#### Task goal
Identify the line in which "Convert this screenshot" appears, then reproduce that line and all remaining lines of the records word for word.

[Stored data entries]
# # #

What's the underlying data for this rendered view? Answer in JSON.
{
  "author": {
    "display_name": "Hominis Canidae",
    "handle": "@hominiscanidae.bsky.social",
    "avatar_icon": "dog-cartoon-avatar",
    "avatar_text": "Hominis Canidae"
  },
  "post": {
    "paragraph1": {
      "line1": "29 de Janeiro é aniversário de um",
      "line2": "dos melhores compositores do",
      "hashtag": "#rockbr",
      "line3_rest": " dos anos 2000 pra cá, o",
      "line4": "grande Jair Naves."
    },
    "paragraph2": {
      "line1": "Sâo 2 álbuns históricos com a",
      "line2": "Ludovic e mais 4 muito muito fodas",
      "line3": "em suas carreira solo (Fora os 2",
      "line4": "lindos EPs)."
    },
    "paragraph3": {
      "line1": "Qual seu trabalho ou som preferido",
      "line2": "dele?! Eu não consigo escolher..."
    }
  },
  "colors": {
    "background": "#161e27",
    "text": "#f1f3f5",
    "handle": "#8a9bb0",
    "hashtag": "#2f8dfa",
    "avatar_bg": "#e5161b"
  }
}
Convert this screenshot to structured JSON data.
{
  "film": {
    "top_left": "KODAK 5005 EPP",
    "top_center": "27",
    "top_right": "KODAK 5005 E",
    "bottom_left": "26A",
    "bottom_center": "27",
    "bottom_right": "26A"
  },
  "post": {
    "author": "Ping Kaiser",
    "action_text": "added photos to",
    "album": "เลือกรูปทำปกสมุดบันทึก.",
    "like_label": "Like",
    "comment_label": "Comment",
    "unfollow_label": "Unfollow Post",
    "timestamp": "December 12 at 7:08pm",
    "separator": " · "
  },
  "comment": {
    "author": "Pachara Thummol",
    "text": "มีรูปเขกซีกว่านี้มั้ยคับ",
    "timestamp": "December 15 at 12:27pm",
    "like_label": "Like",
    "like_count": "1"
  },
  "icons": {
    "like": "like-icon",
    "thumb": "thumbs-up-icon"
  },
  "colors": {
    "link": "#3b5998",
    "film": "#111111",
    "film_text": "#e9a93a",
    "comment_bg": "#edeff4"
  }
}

# # #

#### Completed exercise
Convert this screenshot to structured JSON data.
{
  "film": {
    "top_left": "KODAK 5005 EPP",
    "top_center": "27",
    "top_right": "KODAK 5005 E",
    "bottom_left": "26A",
    "bottom_center": "27",
    "bottom_right": "26A"
  },
  "post": {
    "author": "Ping Kaiser",
    "action_text": "added photos to",
    "album": "เลือกรูปทำปกสมุดบันทึก.",
    "like_label": "Like",
    "comment_label": "Comment",
    "unfollow_label": "Unfollow Post",
    "timestamp": "December 12 at 7:08pm",
    "separator": " · "
  },
  "comment": {
    "author": "Pachara Thummol",
    "text": "มีรูปเขกซีกว่านี้มั้ยคับ",
    "timestamp": "December 15 at 12:27pm",
    "like_label": "Like",
    "like_count": "1"
  },
  "icons": {
    "like": "like-icon",
    "thumb": "thumbs-up-icon"
  },
  "colors": {
    "link": "#3b5998",
    "film": "#111111",
    "film_text": "#e9a93a",
    "comment_bg": "#edeff4"
  }
}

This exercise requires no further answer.